Chart and figure data
★ ★ ★ ★

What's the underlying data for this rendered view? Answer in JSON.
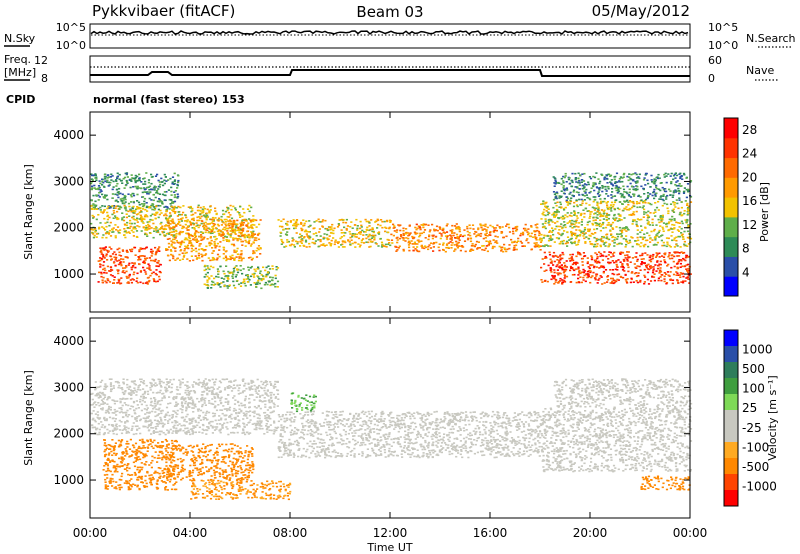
{
  "header": {
    "station": "Pykkvibaer (fitACF)",
    "beam": "Beam 03",
    "date": "05/May/2012"
  },
  "noise_panel": {
    "left_label": "N.Sky",
    "left_ticks": [
      "10^5",
      "10^0"
    ],
    "right_label": "N.Search",
    "right_ticks": [
      "10^5",
      "10^0"
    ]
  },
  "freq_panel": {
    "left_label_line1": "Freq.",
    "left_label_line2": "[MHz]",
    "left_ticks": [
      "12",
      "8"
    ],
    "right_label": "Nave",
    "right_ticks": [
      "60",
      "0"
    ]
  },
  "cpid": {
    "label": "CPID",
    "value": "normal (fast stereo) 153"
  },
  "colors": {
    "power_scale": [
      "#0000ff",
      "#2a4fa8",
      "#2e8b57",
      "#5fae4a",
      "#f2c200",
      "#ff9a00",
      "#ff6a00",
      "#ff3300",
      "#ff0000"
    ],
    "velocity_scale": [
      "#ff0000",
      "#ff4400",
      "#ff8800",
      "#ffaa22",
      "#c8c8c0",
      "#c8c8c0",
      "#7ed957",
      "#3f9e3f",
      "#2e7d5b",
      "#2a4fa8",
      "#0000ff"
    ]
  },
  "chart_data": [
    {
      "type": "heatmap",
      "title": "Power",
      "ylabel": "Slant Range [km]",
      "xlabel": "",
      "ylim": [
        180,
        4500
      ],
      "yticks": [
        "1000",
        "2000",
        "3000",
        "4000"
      ],
      "xticks": [
        "00:00",
        "04:00",
        "08:00",
        "12:00",
        "16:00",
        "20:00",
        "00:00"
      ],
      "colorbar": {
        "label": "Power [dB]",
        "ticks": [
          "4",
          "8",
          "12",
          "16",
          "20",
          "24",
          "28"
        ],
        "range": [
          0,
          30
        ]
      },
      "bands": [
        {
          "t": [
            0.0,
            3.5
          ],
          "r": [
            2400,
            3200
          ],
          "value": 9
        },
        {
          "t": [
            0.0,
            6.5
          ],
          "r": [
            1800,
            2500
          ],
          "value": 15
        },
        {
          "t": [
            0.3,
            2.8
          ],
          "r": [
            800,
            1600
          ],
          "value": 24
        },
        {
          "t": [
            3.0,
            6.8
          ],
          "r": [
            1300,
            2200
          ],
          "value": 18
        },
        {
          "t": [
            4.5,
            7.5
          ],
          "r": [
            700,
            1200
          ],
          "value": 12
        },
        {
          "t": [
            7.5,
            12.0
          ],
          "r": [
            1600,
            2200
          ],
          "value": 16
        },
        {
          "t": [
            12.0,
            18.0
          ],
          "r": [
            1500,
            2100
          ],
          "value": 20
        },
        {
          "t": [
            18.0,
            24.0
          ],
          "r": [
            800,
            1500
          ],
          "value": 25
        },
        {
          "t": [
            18.0,
            24.0
          ],
          "r": [
            1600,
            2600
          ],
          "value": 14
        },
        {
          "t": [
            18.5,
            24.0
          ],
          "r": [
            2600,
            3200
          ],
          "value": 8
        }
      ]
    },
    {
      "type": "heatmap",
      "title": "Velocity",
      "ylabel": "Slant Range [km]",
      "xlabel": "Time UT",
      "ylim": [
        180,
        4500
      ],
      "yticks": [
        "1000",
        "2000",
        "3000",
        "4000"
      ],
      "xticks": [
        "00:00",
        "04:00",
        "08:00",
        "12:00",
        "16:00",
        "20:00",
        "00:00"
      ],
      "colorbar": {
        "label": "Velocity [m s⁻¹]",
        "ticks": [
          "1000",
          "500",
          "100",
          "25",
          "-25",
          "-100",
          "-500",
          "-1000"
        ]
      },
      "bands": [
        {
          "t": [
            0.0,
            7.5
          ],
          "r": [
            2000,
            3200
          ],
          "value": 0
        },
        {
          "t": [
            0.5,
            3.5
          ],
          "r": [
            800,
            1900
          ],
          "value": -300
        },
        {
          "t": [
            3.0,
            6.5
          ],
          "r": [
            1000,
            1800
          ],
          "value": -200
        },
        {
          "t": [
            4.0,
            8.0
          ],
          "r": [
            600,
            1000
          ],
          "value": -150
        },
        {
          "t": [
            7.5,
            18.0
          ],
          "r": [
            1500,
            2500
          ],
          "value": 0
        },
        {
          "t": [
            8.0,
            9.0
          ],
          "r": [
            2500,
            2900
          ],
          "value": 150
        },
        {
          "t": [
            18.0,
            24.0
          ],
          "r": [
            1200,
            2600
          ],
          "value": 0
        },
        {
          "t": [
            22.0,
            24.0
          ],
          "r": [
            800,
            1100
          ],
          "value": -200
        },
        {
          "t": [
            18.5,
            24.0
          ],
          "r": [
            2600,
            3200
          ],
          "value": 0
        }
      ]
    }
  ]
}
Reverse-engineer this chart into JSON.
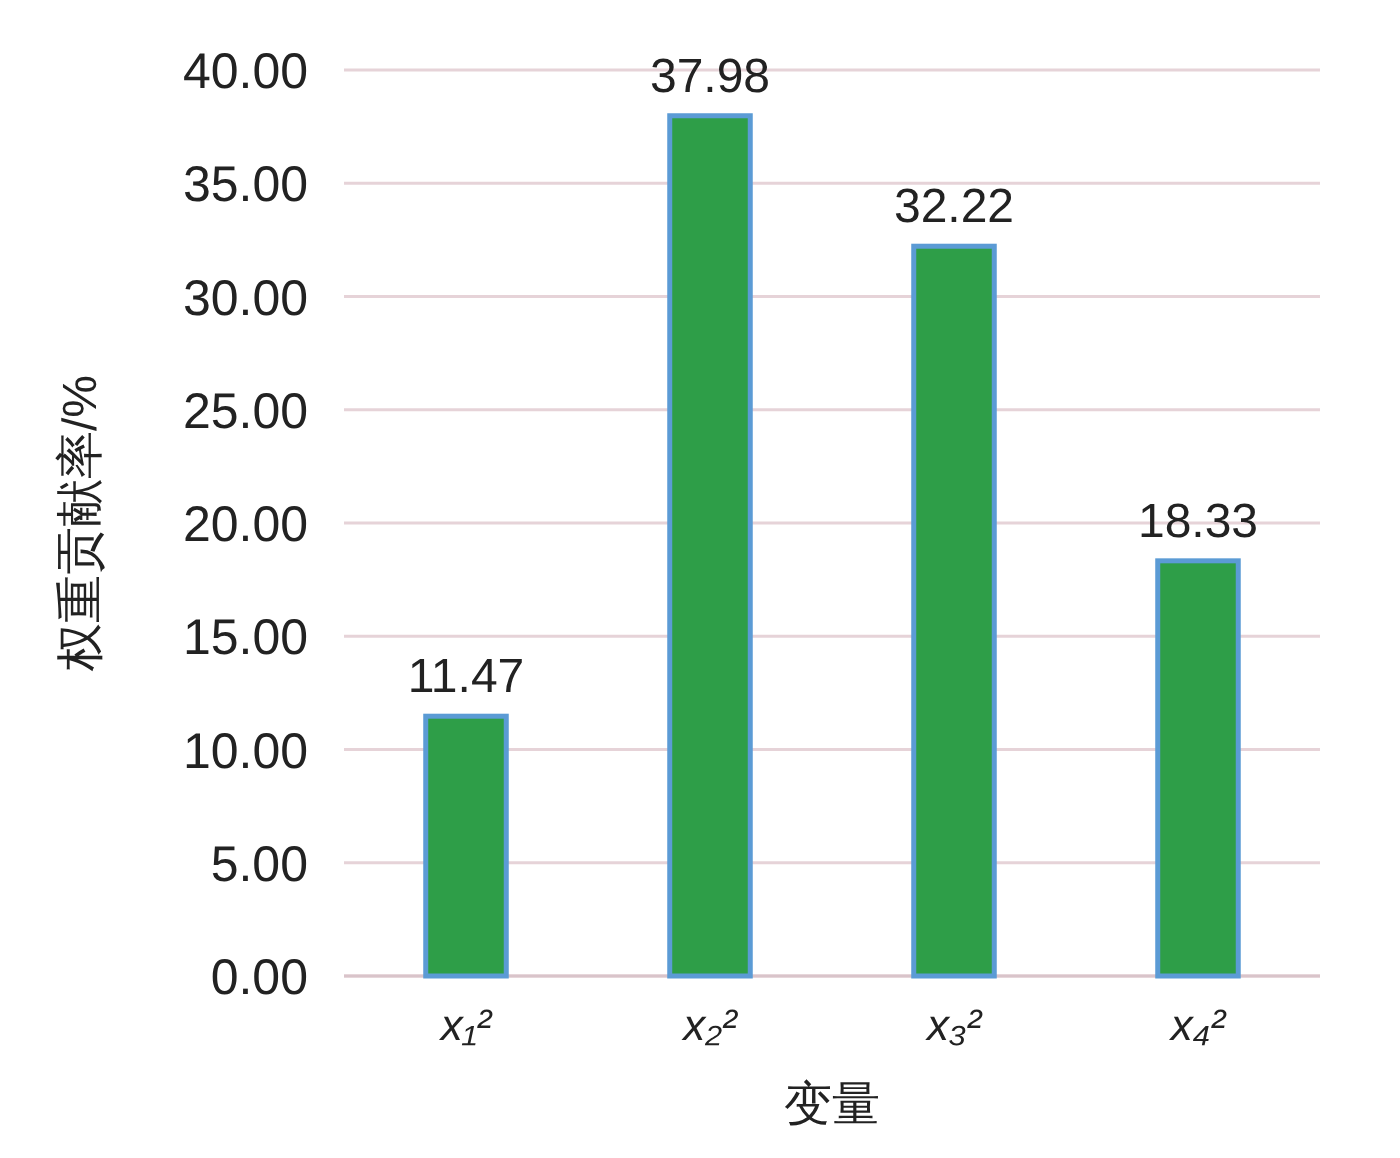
{
  "chart_data": {
    "type": "bar",
    "xlabel": "变量",
    "ylabel": "权重贡献率/%",
    "categories": [
      "x₁²",
      "x₂²",
      "x₃²",
      "x₄²"
    ],
    "values": [
      11.47,
      37.98,
      32.22,
      18.33
    ],
    "color": "#2e9e48",
    "ylim": [
      0,
      40
    ],
    "yticks": [
      {
        "value": 0,
        "label": "0.00"
      },
      {
        "value": 5,
        "label": "5.00"
      },
      {
        "value": 10,
        "label": "10.00"
      },
      {
        "value": 15,
        "label": "15.00"
      },
      {
        "value": 20,
        "label": "20.00"
      },
      {
        "value": 25,
        "label": "25.00"
      },
      {
        "value": 30,
        "label": "30.00"
      },
      {
        "value": 35,
        "label": "35.00"
      },
      {
        "value": 40,
        "label": "40.00"
      }
    ],
    "grid": "y",
    "data_labels": true
  }
}
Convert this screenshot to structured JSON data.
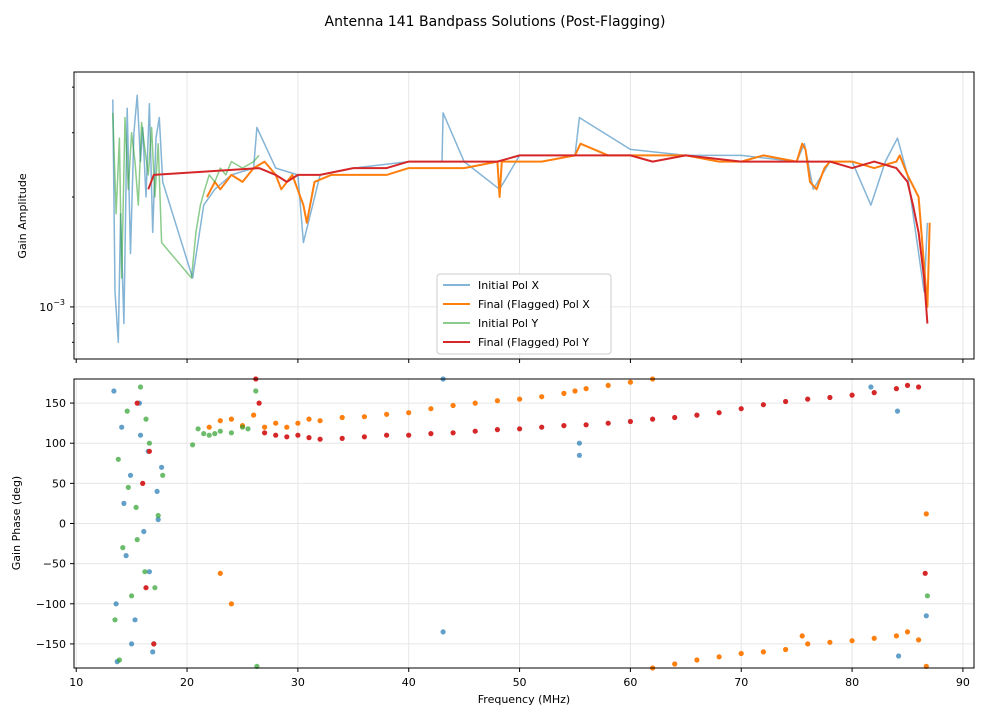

★ ★ ★ ★

:: JOB ::
Without including the pictures, reproduce all entries exactly.

:: CORRECT ANSWER ::
What's the underlying data for this rendered view? Answer in JSON.
{
  "header": {
    "station": "Pykkvibaer (fitACF)",
    "beam": "Beam 03",
    "date": "05/May/2012"
  },
  "noise_panel": {
    "left_label": "N.Sky",
    "left_ticks": [
      "10^5",
      "10^0"
    ],
    "right_label": "N.Search",
    "right_ticks": [
      "10^5",
      "10^0"
    ]
  },
  "freq_panel": {
    "left_label_line1": "Freq.",
    "left_label_line2": "[MHz]",
    "left_ticks": [
      "12",
      "8"
    ],
    "right_label": "Nave",
    "right_ticks": [
      "60",
      "0"
    ]
  },
  "cpid": {
    "label": "CPID",
    "value": "normal (fast stereo) 153"
  },
  "colors": {
    "power_scale": [
      "#0000ff",
      "#2a4fa8",
      "#2e8b57",
      "#5fae4a",
      "#f2c200",
      "#ff9a00",
      "#ff6a00",
      "#ff3300",
      "#ff0000"
    ],
    "velocity_scale": [
      "#ff0000",
      "#ff4400",
      "#ff8800",
      "#ffaa22",
      "#c8c8c0",
      "#c8c8c0",
      "#7ed957",
      "#3f9e3f",
      "#2e7d5b",
      "#2a4fa8",
      "#0000ff"
    ]
  },
  "chart_data": [
    {
      "type": "heatmap",
      "title": "Power",
      "ylabel": "Slant Range [km]",
      "xlabel": "",
      "ylim": [
        180,
        4500
      ],
      "yticks": [
        "1000",
        "2000",
        "3000",
        "4000"
      ],
      "xticks": [
        "00:00",
        "04:00",
        "08:00",
        "12:00",
        "16:00",
        "20:00",
        "00:00"
      ],
      "colorbar": {
        "label": "Power [dB]",
        "ticks": [
          "4",
          "8",
          "12",
          "16",
          "20",
          "24",
          "28"
        ],
        "range": [
          0,
          30
        ]
      },
      "bands": [
        {
          "t": [
            0.0,
            3.5
          ],
          "r": [
            2400,
            3200
          ],
          "value": 9
        },
        {
          "t": [
            0.0,
            6.5
          ],
          "r": [
            1800,
            2500
          ],
          "value": 15
        },
        {
          "t": [
            0.3,
            2.8
          ],
          "r": [
            800,
            1600
          ],
          "value": 24
        },
        {
          "t": [
            3.0,
            6.8
          ],
          "r": [
            1300,
            2200
          ],
          "value": 18
        },
        {
          "t": [
            4.5,
            7.5
          ],
          "r": [
            700,
            1200
          ],
          "value": 12
        },
        {
          "t": [
            7.5,
            12.0
          ],
          "r": [
            1600,
            2200
          ],
          "value": 16
        },
        {
          "t": [
            12.0,
            18.0
          ],
          "r": [
            1500,
            2100
          ],
          "value": 20
        },
        {
          "t": [
            18.0,
            24.0
          ],
          "r": [
            800,
            1500
          ],
          "value": 25
        },
        {
          "t": [
            18.0,
            24.0
          ],
          "r": [
            1600,
            2600
          ],
          "value": 14
        },
        {
          "t": [
            18.5,
            24.0
          ],
          "r": [
            2600,
            3200
          ],
          "value": 8
        }
      ]
    },
    {
      "type": "heatmap",
      "title": "Velocity",
      "ylabel": "Slant Range [km]",
      "xlabel": "Time UT",
      "ylim": [
        180,
        4500
      ],
      "yticks": [
        "1000",
        "2000",
        "3000",
        "4000"
      ],
      "xticks": [
        "00:00",
        "04:00",
        "08:00",
        "12:00",
        "16:00",
        "20:00",
        "00:00"
      ],
      "colorbar": {
        "label": "Velocity [m s⁻¹]",
        "ticks": [
          "1000",
          "500",
          "100",
          "25",
          "-25",
          "-100",
          "-500",
          "-1000"
        ]
      },
      "bands": [
        {
          "t": [
            0.0,
            7.5
          ],
          "r": [
            2000,
            3200
          ],
          "value": 0
        },
        {
          "t": [
            0.5,
            3.5
          ],
          "r": [
            800,
            1900
          ],
          "value": -300
        },
        {
          "t": [
            3.0,
            6.5
          ],
          "r": [
            1000,
            1800
          ],
          "value": -200
        },
        {
          "t": [
            4.0,
            8.0
          ],
          "r": [
            600,
            1000
          ],
          "value": -150
        },
        {
          "t": [
            7.5,
            18.0
          ],
          "r": [
            1500,
            2500
          ],
          "value": 0
        },
        {
          "t": [
            8.0,
            9.0
          ],
          "r": [
            2500,
            2900
          ],
          "value": 150
        },
        {
          "t": [
            18.0,
            24.0
          ],
          "r": [
            1200,
            2600
          ],
          "value": 0
        },
        {
          "t": [
            22.0,
            24.0
          ],
          "r": [
            800,
            1100
          ],
          "value": -200
        },
        {
          "t": [
            18.5,
            24.0
          ],
          "r": [
            2600,
            3200
          ],
          "value": 0
        }
      ]
    }
  ]
}
Reverse-engineer this chart into JSON.
{
  "chart_data": {
    "type": "bar",
    "xlabel": "变量",
    "ylabel": "权重贡献率/%",
    "categories": [
      "x₁²",
      "x₂²",
      "x₃²",
      "x₄²"
    ],
    "values": [
      11.47,
      37.98,
      32.22,
      18.33
    ],
    "color": "#2e9e48",
    "ylim": [
      0,
      40
    ],
    "yticks": [
      {
        "value": 0,
        "label": "0.00"
      },
      {
        "value": 5,
        "label": "5.00"
      },
      {
        "value": 10,
        "label": "10.00"
      },
      {
        "value": 15,
        "label": "15.00"
      },
      {
        "value": 20,
        "label": "20.00"
      },
      {
        "value": 25,
        "label": "25.00"
      },
      {
        "value": 30,
        "label": "30.00"
      },
      {
        "value": 35,
        "label": "35.00"
      },
      {
        "value": 40,
        "label": "40.00"
      }
    ],
    "grid": "y",
    "data_labels": true
  }
}
Convert this screenshot to structured JSON data.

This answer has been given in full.